**INSTRUCTION**
Spot each line in the records below where the word "value" occurs, then copy it.

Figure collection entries
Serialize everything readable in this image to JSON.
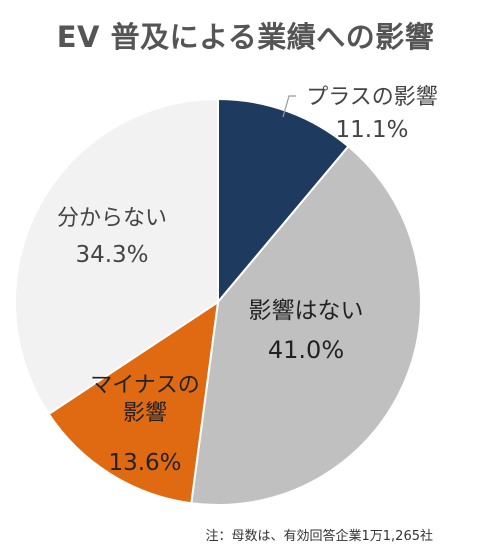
{
  "chart_data": {
    "type": "pie",
    "title": "EV 普及による業績への影響",
    "slices": [
      {
        "label": "プラスの影響",
        "percent_label": "11.1%",
        "value": 11.1,
        "color": "#1f3a5f"
      },
      {
        "label": "影響はない",
        "percent_label": "41.0%",
        "value": 41.0,
        "color": "#c0c0c0"
      },
      {
        "label": "マイナスの影響",
        "percent_label": "13.6%",
        "value": 13.6,
        "color": "#e06a12"
      },
      {
        "label": "分からない",
        "percent_label": "34.3%",
        "value": 34.3,
        "color": "#f2f2f2"
      }
    ],
    "note": "注：母数は、有効回答企業1万1,265社"
  }
}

**RESULT OF THIS EXERCISE**
        "value": 11.1,
        "value": 41.0,
        "value": 13.6,
        "value": 34.3,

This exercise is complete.